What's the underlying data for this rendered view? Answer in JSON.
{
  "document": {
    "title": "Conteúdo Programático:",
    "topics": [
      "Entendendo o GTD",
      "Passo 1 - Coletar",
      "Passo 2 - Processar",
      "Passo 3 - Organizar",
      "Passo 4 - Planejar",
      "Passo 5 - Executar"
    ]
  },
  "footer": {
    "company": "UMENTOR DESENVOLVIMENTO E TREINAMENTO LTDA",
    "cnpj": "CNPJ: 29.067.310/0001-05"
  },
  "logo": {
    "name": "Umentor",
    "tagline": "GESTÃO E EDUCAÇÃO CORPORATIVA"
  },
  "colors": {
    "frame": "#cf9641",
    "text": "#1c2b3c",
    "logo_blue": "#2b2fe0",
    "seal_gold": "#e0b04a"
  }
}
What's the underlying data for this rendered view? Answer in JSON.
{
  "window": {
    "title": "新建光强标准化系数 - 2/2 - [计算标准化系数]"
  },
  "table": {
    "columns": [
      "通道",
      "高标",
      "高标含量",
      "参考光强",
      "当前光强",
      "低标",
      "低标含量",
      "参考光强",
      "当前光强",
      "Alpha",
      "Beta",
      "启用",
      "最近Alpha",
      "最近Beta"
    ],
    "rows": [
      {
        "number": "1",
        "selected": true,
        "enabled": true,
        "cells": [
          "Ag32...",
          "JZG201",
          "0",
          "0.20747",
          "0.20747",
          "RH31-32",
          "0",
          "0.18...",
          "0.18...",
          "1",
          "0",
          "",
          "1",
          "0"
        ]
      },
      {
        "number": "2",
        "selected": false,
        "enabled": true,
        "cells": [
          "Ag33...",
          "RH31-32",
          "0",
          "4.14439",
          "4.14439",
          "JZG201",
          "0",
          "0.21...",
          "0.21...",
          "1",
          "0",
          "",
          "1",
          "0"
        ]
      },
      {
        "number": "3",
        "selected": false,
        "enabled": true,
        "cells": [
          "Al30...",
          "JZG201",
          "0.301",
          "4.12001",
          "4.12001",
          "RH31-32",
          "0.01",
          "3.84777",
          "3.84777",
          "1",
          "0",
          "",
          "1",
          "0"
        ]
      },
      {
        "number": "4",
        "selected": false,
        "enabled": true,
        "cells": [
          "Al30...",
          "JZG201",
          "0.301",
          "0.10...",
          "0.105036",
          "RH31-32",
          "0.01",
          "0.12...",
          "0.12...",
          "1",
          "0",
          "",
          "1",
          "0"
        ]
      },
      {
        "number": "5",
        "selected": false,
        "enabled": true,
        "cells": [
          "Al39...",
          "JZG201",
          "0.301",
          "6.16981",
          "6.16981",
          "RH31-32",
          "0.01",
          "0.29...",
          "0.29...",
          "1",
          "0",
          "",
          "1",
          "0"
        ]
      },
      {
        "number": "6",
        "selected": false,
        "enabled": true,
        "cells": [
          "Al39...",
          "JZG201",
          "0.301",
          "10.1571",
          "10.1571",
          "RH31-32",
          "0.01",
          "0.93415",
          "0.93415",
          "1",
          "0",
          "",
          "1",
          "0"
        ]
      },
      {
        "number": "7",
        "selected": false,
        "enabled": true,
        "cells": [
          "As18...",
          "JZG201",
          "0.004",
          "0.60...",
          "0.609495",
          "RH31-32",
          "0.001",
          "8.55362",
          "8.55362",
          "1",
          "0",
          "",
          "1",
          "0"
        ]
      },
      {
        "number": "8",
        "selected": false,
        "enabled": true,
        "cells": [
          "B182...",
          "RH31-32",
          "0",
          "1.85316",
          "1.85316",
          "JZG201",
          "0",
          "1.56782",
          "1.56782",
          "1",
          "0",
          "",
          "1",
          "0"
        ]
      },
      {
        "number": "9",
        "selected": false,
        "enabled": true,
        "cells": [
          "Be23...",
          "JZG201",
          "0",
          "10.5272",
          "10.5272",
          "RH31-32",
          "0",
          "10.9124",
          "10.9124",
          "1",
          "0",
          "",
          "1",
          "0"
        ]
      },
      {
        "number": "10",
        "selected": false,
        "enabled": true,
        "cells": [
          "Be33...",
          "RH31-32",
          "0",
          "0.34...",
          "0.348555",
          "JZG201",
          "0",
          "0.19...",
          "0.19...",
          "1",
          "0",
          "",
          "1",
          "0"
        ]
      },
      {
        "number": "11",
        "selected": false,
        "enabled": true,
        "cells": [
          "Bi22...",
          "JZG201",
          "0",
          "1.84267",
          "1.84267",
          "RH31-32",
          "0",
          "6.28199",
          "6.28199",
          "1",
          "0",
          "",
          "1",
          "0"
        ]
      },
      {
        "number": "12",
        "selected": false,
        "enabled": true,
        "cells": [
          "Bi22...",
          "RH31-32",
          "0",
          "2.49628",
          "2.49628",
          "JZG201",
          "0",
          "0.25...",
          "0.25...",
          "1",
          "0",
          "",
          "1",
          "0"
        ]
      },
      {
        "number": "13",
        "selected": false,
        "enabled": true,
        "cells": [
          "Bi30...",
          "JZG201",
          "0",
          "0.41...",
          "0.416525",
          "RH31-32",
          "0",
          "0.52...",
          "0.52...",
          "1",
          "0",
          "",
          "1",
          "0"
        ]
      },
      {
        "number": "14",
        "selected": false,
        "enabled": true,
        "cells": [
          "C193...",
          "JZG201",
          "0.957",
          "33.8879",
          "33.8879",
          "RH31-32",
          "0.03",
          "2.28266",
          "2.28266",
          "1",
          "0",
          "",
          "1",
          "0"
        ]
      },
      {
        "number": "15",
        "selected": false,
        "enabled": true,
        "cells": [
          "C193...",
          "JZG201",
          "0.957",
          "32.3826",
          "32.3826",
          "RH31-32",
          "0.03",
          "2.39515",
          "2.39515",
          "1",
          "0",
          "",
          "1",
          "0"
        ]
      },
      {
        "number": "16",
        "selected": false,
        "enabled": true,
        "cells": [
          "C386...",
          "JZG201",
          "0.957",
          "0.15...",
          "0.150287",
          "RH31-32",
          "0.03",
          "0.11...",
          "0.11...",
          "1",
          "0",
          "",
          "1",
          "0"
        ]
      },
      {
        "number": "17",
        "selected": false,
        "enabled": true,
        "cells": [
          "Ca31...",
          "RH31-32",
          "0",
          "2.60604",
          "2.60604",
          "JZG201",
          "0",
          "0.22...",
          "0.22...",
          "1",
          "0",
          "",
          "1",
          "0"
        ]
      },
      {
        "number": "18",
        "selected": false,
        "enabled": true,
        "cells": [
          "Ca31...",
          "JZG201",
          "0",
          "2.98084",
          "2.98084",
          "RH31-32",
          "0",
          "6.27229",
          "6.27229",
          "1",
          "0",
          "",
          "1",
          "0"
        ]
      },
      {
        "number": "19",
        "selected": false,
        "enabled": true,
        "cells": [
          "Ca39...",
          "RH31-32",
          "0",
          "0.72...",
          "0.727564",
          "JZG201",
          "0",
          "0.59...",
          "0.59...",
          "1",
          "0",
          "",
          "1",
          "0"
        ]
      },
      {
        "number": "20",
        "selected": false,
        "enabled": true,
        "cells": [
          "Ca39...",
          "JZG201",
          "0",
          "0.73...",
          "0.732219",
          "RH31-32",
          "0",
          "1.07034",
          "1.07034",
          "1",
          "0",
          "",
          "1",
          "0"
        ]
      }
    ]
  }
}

• _THE REQUEST_
Retype all the material above precisely, with no line left out.

• _EXERCISE RESULT_
What's the underlying data for this rendered view? Answer in JSON.
{
  "document": {
    "title": "Conteúdo Programático:",
    "topics": [
      "Entendendo o GTD",
      "Passo 1 - Coletar",
      "Passo 2 - Processar",
      "Passo 3 - Organizar",
      "Passo 4 - Planejar",
      "Passo 5 - Executar"
    ]
  },
  "footer": {
    "company": "UMENTOR DESENVOLVIMENTO E TREINAMENTO LTDA",
    "cnpj": "CNPJ: 29.067.310/0001-05"
  },
  "logo": {
    "name": "Umentor",
    "tagline": "GESTÃO E EDUCAÇÃO CORPORATIVA"
  },
  "colors": {
    "frame": "#cf9641",
    "text": "#1c2b3c",
    "logo_blue": "#2b2fe0",
    "seal_gold": "#e0b04a"
  }
}
What's the underlying data for this rendered view? Answer in JSON.
{
  "window": {
    "title": "新建光强标准化系数 - 2/2 - [计算标准化系数]"
  },
  "table": {
    "columns": [
      "通道",
      "高标",
      "高标含量",
      "参考光强",
      "当前光强",
      "低标",
      "低标含量",
      "参考光强",
      "当前光强",
      "Alpha",
      "Beta",
      "启用",
      "最近Alpha",
      "最近Beta"
    ],
    "rows": [
      {
        "number": "1",
        "selected": true,
        "enabled": true,
        "cells": [
          "Ag32...",
          "JZG201",
          "0",
          "0.20747",
          "0.20747",
          "RH31-32",
          "0",
          "0.18...",
          "0.18...",
          "1",
          "0",
          "",
          "1",
          "0"
        ]
      },
      {
        "number": "2",
        "selected": false,
        "enabled": true,
        "cells": [
          "Ag33...",
          "RH31-32",
          "0",
          "4.14439",
          "4.14439",
          "JZG201",
          "0",
          "0.21...",
          "0.21...",
          "1",
          "0",
          "",
          "1",
          "0"
        ]
      },
      {
        "number": "3",
        "selected": false,
        "enabled": true,
        "cells": [
          "Al30...",
          "JZG201",
          "0.301",
          "4.12001",
          "4.12001",
          "RH31-32",
          "0.01",
          "3.84777",
          "3.84777",
          "1",
          "0",
          "",
          "1",
          "0"
        ]
      },
      {
        "number": "4",
        "selected": false,
        "enabled": true,
        "cells": [
          "Al30...",
          "JZG201",
          "0.301",
          "0.10...",
          "0.105036",
          "RH31-32",
          "0.01",
          "0.12...",
          "0.12...",
          "1",
          "0",
          "",
          "1",
          "0"
        ]
      },
      {
        "number": "5",
        "selected": false,
        "enabled": true,
        "cells": [
          "Al39...",
          "JZG201",
          "0.301",
          "6.16981",
          "6.16981",
          "RH31-32",
          "0.01",
          "0.29...",
          "0.29...",
          "1",
          "0",
          "",
          "1",
          "0"
        ]
      },
      {
        "number": "6",
        "selected": false,
        "enabled": true,
        "cells": [
          "Al39...",
          "JZG201",
          "0.301",
          "10.1571",
          "10.1571",
          "RH31-32",
          "0.01",
          "0.93415",
          "0.93415",
          "1",
          "0",
          "",
          "1",
          "0"
        ]
      },
      {
        "number": "7",
        "selected": false,
        "enabled": true,
        "cells": [
          "As18...",
          "JZG201",
          "0.004",
          "0.60...",
          "0.609495",
          "RH31-32",
          "0.001",
          "8.55362",
          "8.55362",
          "1",
          "0",
          "",
          "1",
          "0"
        ]
      },
      {
        "number": "8",
        "selected": false,
        "enabled": true,
        "cells": [
          "B182...",
          "RH31-32",
          "0",
          "1.85316",
          "1.85316",
          "JZG201",
          "0",
          "1.56782",
          "1.56782",
          "1",
          "0",
          "",
          "1",
          "0"
        ]
      },
      {
        "number": "9",
        "selected": false,
        "enabled": true,
        "cells": [
          "Be23...",
          "JZG201",
          "0",
          "10.5272",
          "10.5272",
          "RH31-32",
          "0",
          "10.9124",
          "10.9124",
          "1",
          "0",
          "",
          "1",
          "0"
        ]
      },
      {
        "number": "10",
        "selected": false,
        "enabled": true,
        "cells": [
          "Be33...",
          "RH31-32",
          "0",
          "0.34...",
          "0.348555",
          "JZG201",
          "0",
          "0.19...",
          "0.19...",
          "1",
          "0",
          "",
          "1",
          "0"
        ]
      },
      {
        "number": "11",
        "selected": false,
        "enabled": true,
        "cells": [
          "Bi22...",
          "JZG201",
          "0",
          "1.84267",
          "1.84267",
          "RH31-32",
          "0",
          "6.28199",
          "6.28199",
          "1",
          "0",
          "",
          "1",
          "0"
        ]
      },
      {
        "number": "12",
        "selected": false,
        "enabled": true,
        "cells": [
          "Bi22...",
          "RH31-32",
          "0",
          "2.49628",
          "2.49628",
          "JZG201",
          "0",
          "0.25...",
          "0.25...",
          "1",
          "0",
          "",
          "1",
          "0"
        ]
      },
      {
        "number": "13",
        "selected": false,
        "enabled": true,
        "cells": [
          "Bi30...",
          "JZG201",
          "0",
          "0.41...",
          "0.416525",
          "RH31-32",
          "0",
          "0.52...",
          "0.52...",
          "1",
          "0",
          "",
          "1",
          "0"
        ]
      },
      {
        "number": "14",
        "selected": false,
        "enabled": true,
        "cells": [
          "C193...",
          "JZG201",
          "0.957",
          "33.8879",
          "33.8879",
          "RH31-32",
          "0.03",
          "2.28266",
          "2.28266",
          "1",
          "0",
          "",
          "1",
          "0"
        ]
      },
      {
        "number": "15",
        "selected": false,
        "enabled": true,
        "cells": [
          "C193...",
          "JZG201",
          "0.957",
          "32.3826",
          "32.3826",
          "RH31-32",
          "0.03",
          "2.39515",
          "2.39515",
          "1",
          "0",
          "",
          "1",
          "0"
        ]
      },
      {
        "number": "16",
        "selected": false,
        "enabled": true,
        "cells": [
          "C386...",
          "JZG201",
          "0.957",
          "0.15...",
          "0.150287",
          "RH31-32",
          "0.03",
          "0.11...",
          "0.11...",
          "1",
          "0",
          "",
          "1",
          "0"
        ]
      },
      {
        "number": "17",
        "selected": false,
        "enabled": true,
        "cells": [
          "Ca31...",
          "RH31-32",
          "0",
          "2.60604",
          "2.60604",
          "JZG201",
          "0",
          "0.22...",
          "0.22...",
          "1",
          "0",
          "",
          "1",
          "0"
        ]
      },
      {
        "number": "18",
        "selected": false,
        "enabled": true,
        "cells": [
          "Ca31...",
          "JZG201",
          "0",
          "2.98084",
          "2.98084",
          "RH31-32",
          "0",
          "6.27229",
          "6.27229",
          "1",
          "0",
          "",
          "1",
          "0"
        ]
      },
      {
        "number": "19",
        "selected": false,
        "enabled": true,
        "cells": [
          "Ca39...",
          "RH31-32",
          "0",
          "0.72...",
          "0.727564",
          "JZG201",
          "0",
          "0.59...",
          "0.59...",
          "1",
          "0",
          "",
          "1",
          "0"
        ]
      },
      {
        "number": "20",
        "selected": false,
        "enabled": true,
        "cells": [
          "Ca39...",
          "JZG201",
          "0",
          "0.73...",
          "0.732219",
          "RH31-32",
          "0",
          "1.07034",
          "1.07034",
          "1",
          "0",
          "",
          "1",
          "0"
        ]
      }
    ]
  }
}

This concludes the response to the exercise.